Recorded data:
↓
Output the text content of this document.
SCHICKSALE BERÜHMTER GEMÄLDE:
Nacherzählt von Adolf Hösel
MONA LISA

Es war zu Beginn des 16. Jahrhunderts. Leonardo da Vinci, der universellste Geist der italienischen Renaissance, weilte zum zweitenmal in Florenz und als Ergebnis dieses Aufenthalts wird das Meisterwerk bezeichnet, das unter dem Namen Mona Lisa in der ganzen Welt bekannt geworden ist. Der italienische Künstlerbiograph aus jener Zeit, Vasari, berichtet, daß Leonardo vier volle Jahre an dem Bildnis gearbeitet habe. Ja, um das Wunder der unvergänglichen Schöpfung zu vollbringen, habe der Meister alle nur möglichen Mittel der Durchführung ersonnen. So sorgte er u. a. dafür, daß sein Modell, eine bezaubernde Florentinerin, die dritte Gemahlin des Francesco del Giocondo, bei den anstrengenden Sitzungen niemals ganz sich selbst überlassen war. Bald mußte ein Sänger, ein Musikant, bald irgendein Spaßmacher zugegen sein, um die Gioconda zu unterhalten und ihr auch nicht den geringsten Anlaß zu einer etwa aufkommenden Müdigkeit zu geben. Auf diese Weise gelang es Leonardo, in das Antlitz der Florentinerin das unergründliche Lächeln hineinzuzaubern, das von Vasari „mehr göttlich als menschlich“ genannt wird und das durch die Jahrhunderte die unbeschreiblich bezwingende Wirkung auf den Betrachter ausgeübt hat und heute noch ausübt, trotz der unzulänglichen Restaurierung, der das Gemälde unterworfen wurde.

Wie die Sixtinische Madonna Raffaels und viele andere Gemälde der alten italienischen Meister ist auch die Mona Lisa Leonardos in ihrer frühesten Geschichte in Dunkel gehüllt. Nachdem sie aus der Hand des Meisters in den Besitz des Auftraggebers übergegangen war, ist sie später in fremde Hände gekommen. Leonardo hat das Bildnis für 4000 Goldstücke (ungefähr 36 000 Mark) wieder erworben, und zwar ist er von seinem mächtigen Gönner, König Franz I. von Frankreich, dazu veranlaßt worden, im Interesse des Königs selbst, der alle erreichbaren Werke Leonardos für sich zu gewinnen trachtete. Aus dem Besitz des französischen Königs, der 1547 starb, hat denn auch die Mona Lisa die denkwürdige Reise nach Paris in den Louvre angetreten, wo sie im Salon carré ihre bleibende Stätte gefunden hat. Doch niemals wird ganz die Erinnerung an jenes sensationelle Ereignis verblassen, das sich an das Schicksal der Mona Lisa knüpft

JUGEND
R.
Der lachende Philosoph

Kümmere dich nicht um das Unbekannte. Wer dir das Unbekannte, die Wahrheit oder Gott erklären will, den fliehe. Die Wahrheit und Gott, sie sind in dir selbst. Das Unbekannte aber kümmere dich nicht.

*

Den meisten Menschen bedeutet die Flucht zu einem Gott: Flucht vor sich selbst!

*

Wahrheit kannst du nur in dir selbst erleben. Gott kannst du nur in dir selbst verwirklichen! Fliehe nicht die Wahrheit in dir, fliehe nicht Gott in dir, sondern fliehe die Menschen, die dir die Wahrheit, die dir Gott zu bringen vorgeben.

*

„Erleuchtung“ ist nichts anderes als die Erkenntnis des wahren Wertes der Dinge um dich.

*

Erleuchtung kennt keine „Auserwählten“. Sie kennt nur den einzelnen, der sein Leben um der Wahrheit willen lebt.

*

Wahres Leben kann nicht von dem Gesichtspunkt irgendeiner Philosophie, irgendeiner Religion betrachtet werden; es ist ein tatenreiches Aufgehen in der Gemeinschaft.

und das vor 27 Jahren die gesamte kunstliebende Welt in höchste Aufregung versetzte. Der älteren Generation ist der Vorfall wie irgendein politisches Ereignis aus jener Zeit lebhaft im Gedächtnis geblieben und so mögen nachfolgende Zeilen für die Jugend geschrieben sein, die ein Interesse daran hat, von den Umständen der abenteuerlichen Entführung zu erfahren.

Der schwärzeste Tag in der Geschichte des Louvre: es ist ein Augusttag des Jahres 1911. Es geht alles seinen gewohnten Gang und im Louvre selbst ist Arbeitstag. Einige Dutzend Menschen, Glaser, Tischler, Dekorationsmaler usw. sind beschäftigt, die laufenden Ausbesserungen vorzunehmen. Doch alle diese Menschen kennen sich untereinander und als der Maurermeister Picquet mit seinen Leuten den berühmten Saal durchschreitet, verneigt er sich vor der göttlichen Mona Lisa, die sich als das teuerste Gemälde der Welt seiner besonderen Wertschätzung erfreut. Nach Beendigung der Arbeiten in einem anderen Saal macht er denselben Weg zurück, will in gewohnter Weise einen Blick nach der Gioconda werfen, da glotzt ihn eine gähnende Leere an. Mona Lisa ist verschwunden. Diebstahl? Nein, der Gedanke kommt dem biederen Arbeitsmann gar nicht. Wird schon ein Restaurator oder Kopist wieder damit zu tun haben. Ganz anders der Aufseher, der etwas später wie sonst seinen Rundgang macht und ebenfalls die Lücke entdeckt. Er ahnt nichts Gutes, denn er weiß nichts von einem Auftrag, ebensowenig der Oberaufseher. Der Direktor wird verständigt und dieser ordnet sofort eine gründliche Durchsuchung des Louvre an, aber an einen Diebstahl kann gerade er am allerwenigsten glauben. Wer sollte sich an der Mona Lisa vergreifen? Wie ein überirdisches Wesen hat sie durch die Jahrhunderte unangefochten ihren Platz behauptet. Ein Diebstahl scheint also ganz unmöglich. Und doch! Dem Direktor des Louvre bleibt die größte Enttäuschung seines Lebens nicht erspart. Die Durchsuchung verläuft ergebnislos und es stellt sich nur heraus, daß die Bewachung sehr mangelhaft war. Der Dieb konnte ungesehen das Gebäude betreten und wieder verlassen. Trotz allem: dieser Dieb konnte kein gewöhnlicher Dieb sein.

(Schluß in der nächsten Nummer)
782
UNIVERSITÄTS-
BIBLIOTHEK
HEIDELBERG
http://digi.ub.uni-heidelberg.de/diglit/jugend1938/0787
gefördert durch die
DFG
↑
GOAL
Report every line containing the word "fliehe" from the listing above.

CORRECT RESPONSE
Kümmere dich nicht um das Unbekannte. Wer dir das Unbekannte, die Wahrheit oder Gott erklären will, den fliehe. Die Wahrheit und Gott, sie sind in dir selbst. Das Unbekannte aber kümmere dich nicht.
Wahrheit kannst du nur in dir selbst erleben. Gott kannst du nur in dir selbst verwirklichen! Fliehe nicht die Wahrheit in dir, fliehe nicht Gott in dir, sondern fliehe die Menschen, die dir die Wahrheit, die dir Gott zu bringen vorgeben.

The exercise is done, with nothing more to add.